> _Material for this task_:

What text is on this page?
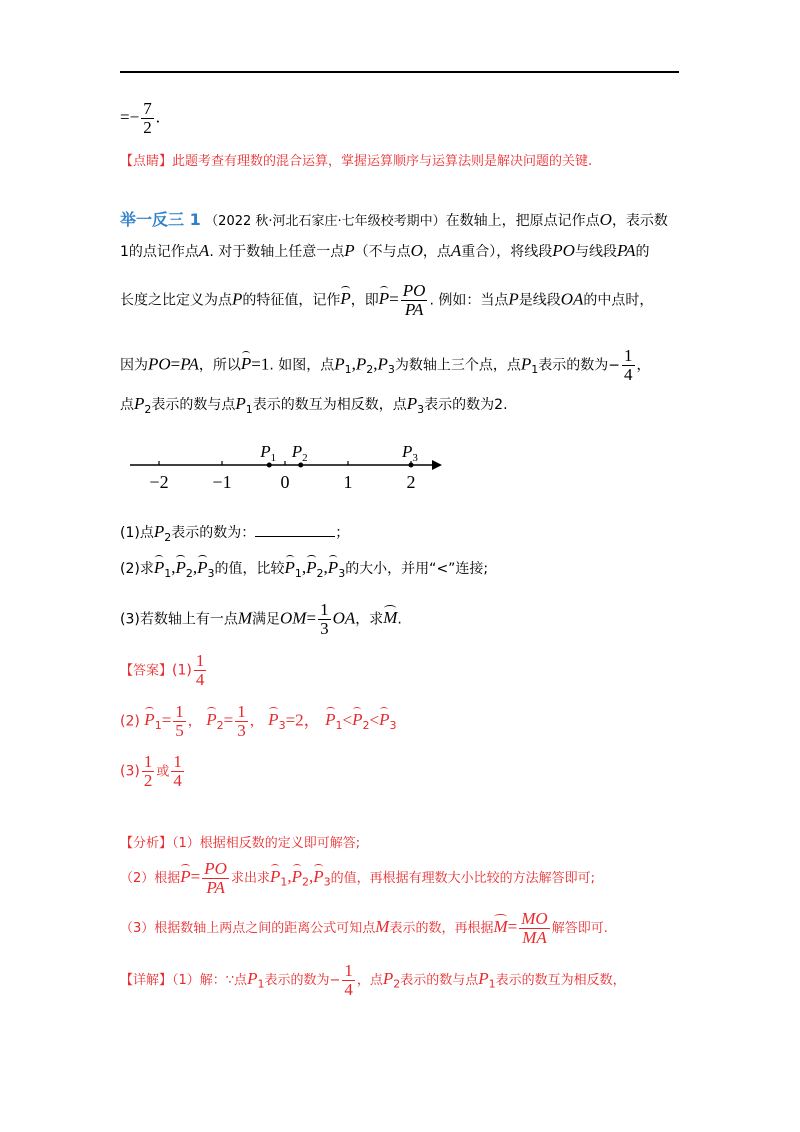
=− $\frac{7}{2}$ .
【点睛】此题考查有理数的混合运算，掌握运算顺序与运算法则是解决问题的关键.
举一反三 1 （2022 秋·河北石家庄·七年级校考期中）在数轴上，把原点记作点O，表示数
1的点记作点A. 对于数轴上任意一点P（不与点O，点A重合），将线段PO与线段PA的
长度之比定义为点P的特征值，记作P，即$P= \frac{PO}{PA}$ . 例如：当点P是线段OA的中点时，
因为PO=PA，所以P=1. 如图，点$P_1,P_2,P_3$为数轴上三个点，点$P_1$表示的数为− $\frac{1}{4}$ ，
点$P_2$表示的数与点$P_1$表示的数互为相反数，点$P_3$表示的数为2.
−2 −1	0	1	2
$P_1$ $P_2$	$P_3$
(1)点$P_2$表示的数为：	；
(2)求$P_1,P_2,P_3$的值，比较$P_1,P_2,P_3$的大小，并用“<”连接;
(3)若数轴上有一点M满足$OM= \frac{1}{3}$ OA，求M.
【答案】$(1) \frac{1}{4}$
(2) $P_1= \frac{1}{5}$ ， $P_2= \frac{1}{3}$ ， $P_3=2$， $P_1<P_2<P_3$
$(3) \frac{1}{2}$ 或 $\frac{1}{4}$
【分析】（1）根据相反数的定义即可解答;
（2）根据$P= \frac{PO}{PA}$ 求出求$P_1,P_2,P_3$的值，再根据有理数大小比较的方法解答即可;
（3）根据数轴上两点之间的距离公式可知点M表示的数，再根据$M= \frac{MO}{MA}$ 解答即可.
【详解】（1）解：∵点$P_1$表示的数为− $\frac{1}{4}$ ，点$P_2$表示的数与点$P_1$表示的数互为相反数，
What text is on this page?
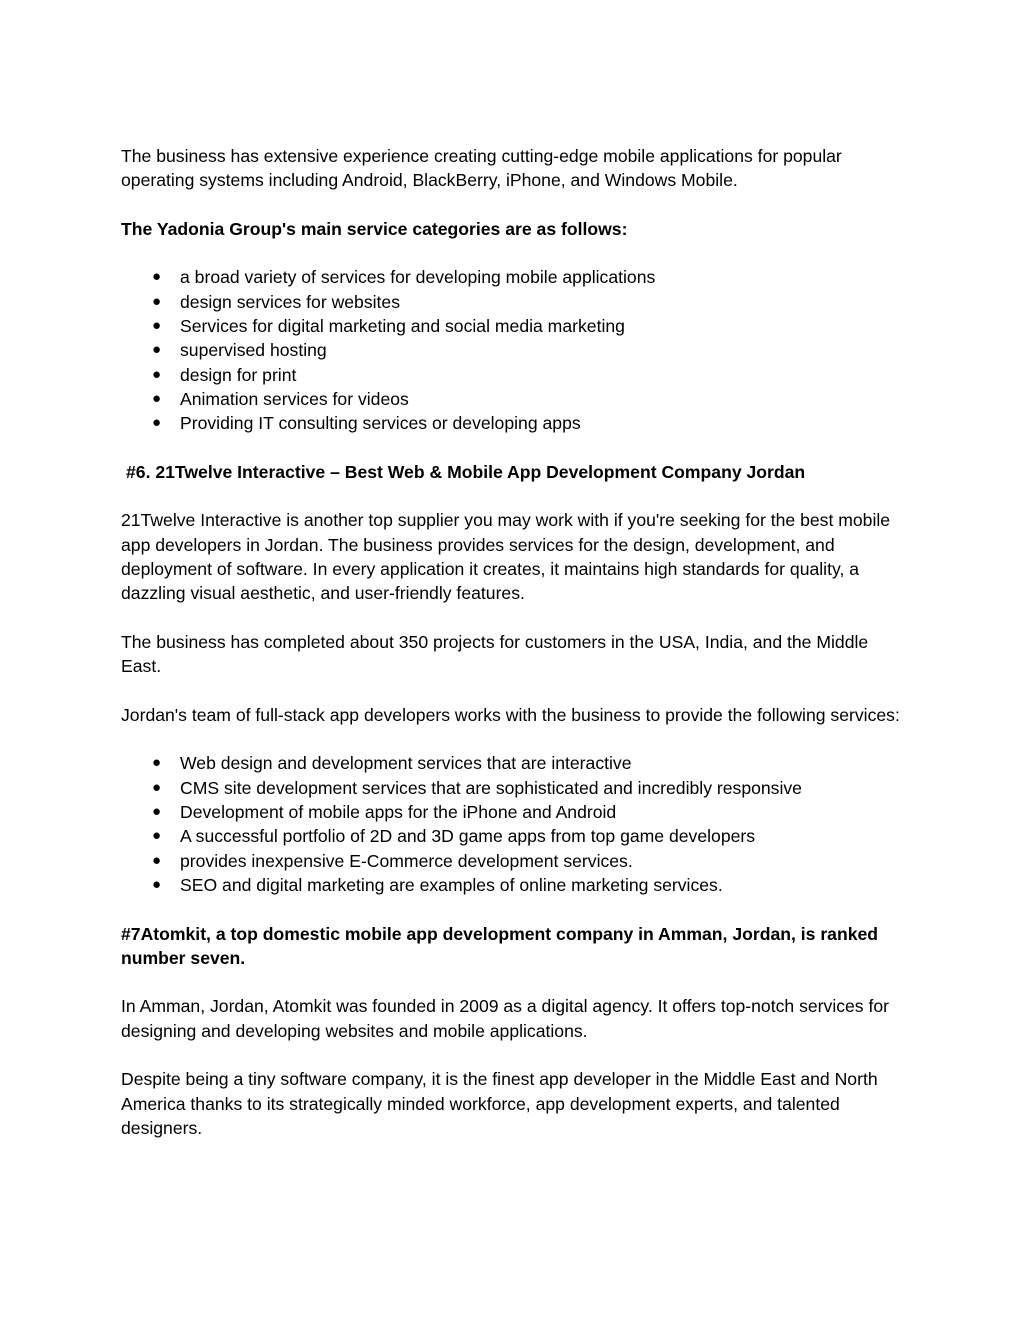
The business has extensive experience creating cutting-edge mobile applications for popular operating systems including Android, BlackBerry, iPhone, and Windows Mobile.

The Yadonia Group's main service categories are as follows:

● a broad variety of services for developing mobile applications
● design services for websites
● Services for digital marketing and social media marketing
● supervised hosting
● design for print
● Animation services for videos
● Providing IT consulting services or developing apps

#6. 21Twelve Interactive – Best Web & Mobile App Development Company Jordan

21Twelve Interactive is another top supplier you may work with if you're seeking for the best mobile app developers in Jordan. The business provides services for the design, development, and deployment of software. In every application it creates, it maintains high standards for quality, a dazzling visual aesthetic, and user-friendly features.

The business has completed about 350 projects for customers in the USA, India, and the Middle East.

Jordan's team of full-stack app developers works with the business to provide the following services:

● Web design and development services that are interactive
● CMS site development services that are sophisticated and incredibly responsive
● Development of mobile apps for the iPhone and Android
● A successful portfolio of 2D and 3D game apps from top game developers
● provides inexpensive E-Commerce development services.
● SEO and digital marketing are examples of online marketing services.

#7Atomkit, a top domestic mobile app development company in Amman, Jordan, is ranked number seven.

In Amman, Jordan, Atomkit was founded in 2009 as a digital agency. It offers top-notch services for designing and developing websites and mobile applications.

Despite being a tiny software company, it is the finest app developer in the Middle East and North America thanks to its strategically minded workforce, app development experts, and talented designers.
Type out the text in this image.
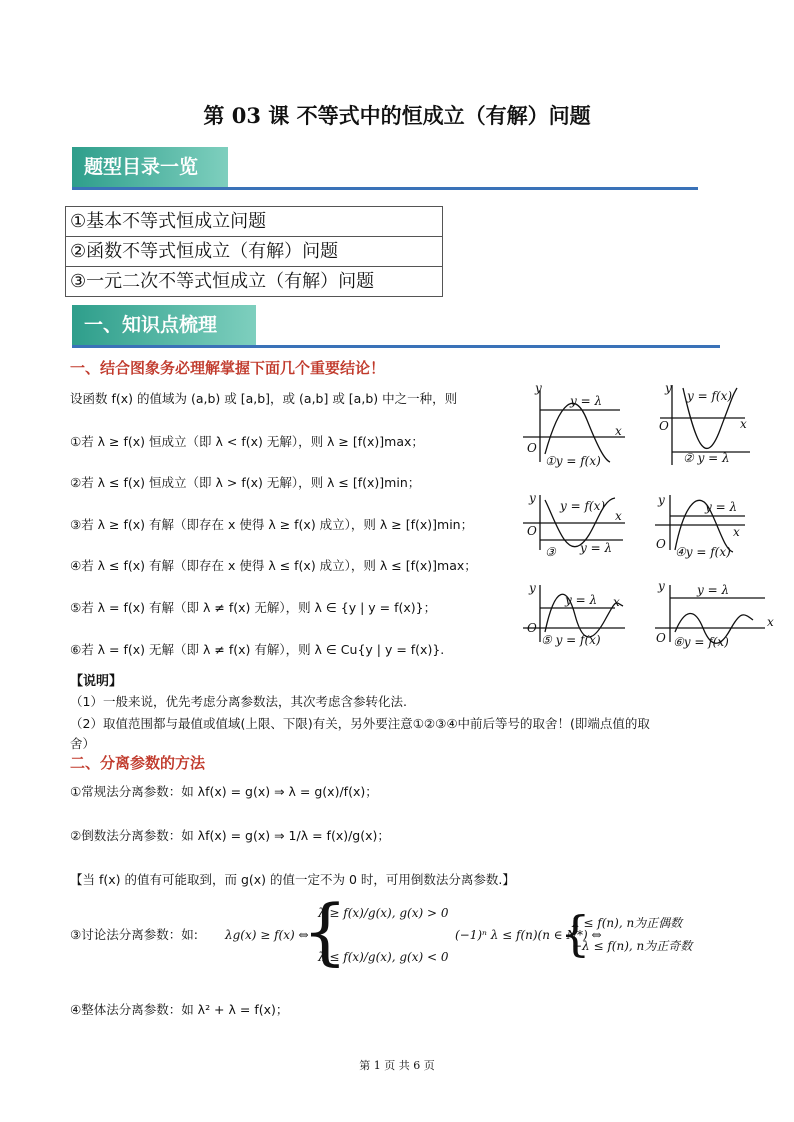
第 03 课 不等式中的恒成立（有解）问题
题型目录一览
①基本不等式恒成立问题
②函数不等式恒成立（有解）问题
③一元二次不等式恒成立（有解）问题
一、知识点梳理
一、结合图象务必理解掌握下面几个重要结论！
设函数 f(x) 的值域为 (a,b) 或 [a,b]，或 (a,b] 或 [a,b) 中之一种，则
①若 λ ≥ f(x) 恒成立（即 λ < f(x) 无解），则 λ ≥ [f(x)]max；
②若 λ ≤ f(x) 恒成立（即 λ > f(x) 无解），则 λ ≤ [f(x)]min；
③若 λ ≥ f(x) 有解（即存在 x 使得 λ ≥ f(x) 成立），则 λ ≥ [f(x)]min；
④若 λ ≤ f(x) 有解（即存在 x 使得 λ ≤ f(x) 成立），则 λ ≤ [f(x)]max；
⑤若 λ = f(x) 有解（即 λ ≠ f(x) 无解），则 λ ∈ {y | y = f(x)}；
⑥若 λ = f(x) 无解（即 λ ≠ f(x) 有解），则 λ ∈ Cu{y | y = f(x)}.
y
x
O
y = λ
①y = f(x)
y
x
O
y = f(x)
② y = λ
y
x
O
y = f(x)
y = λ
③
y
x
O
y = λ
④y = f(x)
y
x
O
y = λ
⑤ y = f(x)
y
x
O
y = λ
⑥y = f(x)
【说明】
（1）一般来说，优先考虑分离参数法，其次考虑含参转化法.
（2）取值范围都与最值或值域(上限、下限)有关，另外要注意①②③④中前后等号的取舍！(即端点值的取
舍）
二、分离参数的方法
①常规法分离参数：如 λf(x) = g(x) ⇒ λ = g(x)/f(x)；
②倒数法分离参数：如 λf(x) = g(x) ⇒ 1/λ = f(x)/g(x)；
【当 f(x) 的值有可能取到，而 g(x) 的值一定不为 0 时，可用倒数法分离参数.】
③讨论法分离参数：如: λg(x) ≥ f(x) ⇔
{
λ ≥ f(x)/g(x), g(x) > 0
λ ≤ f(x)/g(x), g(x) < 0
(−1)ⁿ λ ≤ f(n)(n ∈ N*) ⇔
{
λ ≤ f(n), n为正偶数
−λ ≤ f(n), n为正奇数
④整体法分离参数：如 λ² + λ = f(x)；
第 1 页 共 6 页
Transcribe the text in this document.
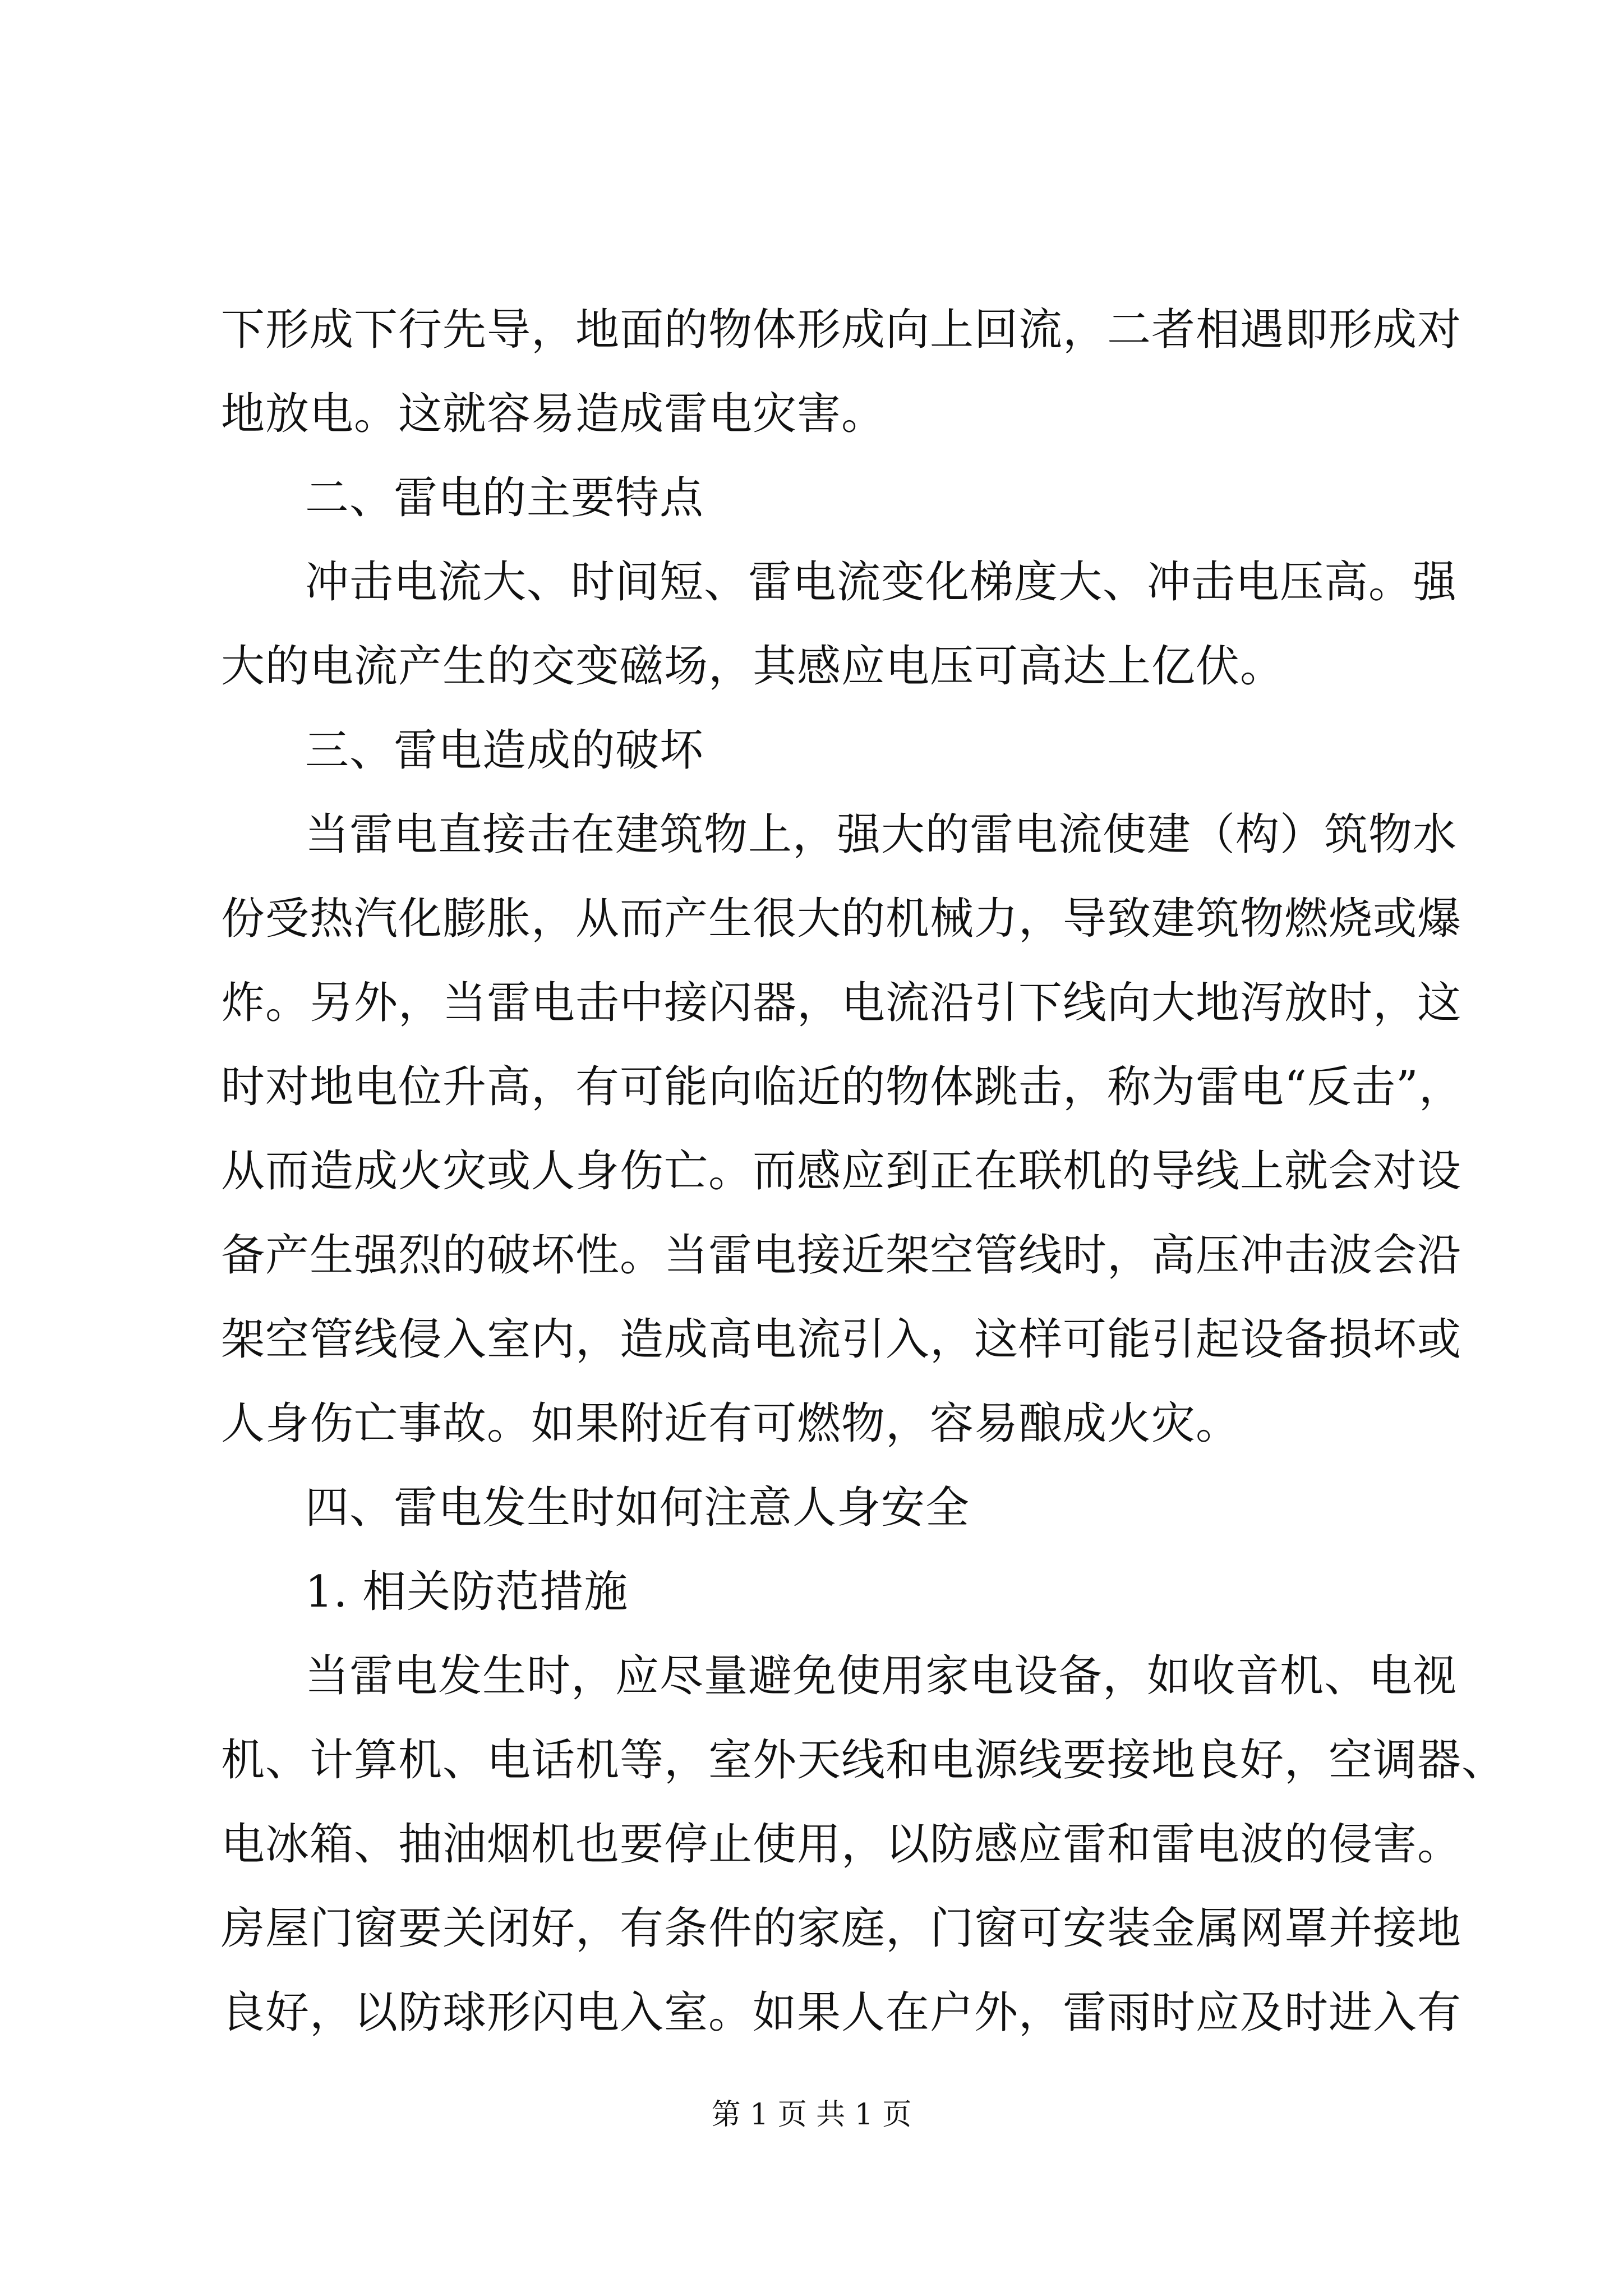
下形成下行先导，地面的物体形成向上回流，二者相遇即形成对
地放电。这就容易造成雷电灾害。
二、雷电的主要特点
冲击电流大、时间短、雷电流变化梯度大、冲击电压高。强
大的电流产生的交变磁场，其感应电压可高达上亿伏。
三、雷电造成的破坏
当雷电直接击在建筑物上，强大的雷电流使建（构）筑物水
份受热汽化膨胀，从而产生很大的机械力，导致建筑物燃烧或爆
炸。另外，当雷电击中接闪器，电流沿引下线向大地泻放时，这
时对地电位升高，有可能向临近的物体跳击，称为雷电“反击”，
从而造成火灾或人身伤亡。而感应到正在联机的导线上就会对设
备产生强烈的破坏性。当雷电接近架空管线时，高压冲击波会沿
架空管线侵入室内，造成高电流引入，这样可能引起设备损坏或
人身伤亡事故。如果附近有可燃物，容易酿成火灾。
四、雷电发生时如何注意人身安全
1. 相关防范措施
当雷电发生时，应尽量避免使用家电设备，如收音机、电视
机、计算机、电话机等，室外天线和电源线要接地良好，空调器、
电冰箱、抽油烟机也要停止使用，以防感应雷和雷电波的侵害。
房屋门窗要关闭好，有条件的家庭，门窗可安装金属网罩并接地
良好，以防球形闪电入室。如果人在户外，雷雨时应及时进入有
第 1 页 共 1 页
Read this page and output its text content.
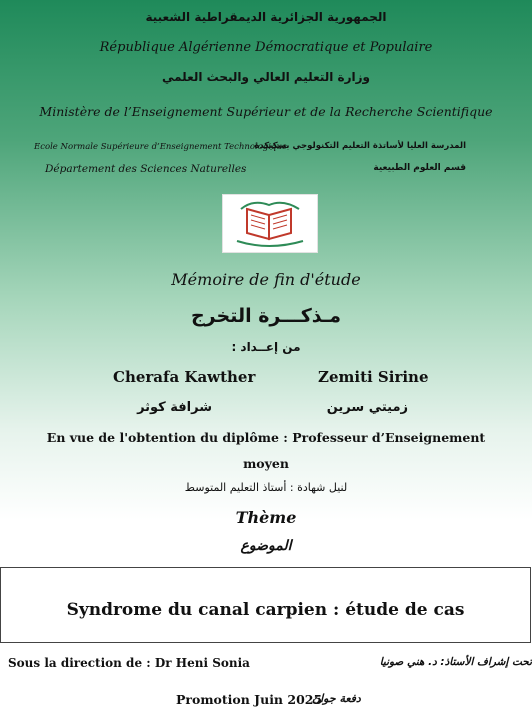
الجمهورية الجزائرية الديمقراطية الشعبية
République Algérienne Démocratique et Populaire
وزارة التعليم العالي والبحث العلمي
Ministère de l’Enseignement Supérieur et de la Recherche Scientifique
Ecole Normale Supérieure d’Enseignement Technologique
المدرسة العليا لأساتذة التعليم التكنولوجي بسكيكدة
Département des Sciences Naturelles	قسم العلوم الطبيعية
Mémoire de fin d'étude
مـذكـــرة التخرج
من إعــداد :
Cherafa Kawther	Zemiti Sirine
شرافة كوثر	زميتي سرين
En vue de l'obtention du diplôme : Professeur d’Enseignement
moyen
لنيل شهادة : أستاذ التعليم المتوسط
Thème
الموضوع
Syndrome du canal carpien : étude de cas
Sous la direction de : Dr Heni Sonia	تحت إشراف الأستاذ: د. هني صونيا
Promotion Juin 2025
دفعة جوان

> _Task directions_:
Determine the number of lines in the listing that hold the word "iPhone", and supply that number and nothing further.

> _Result_:
2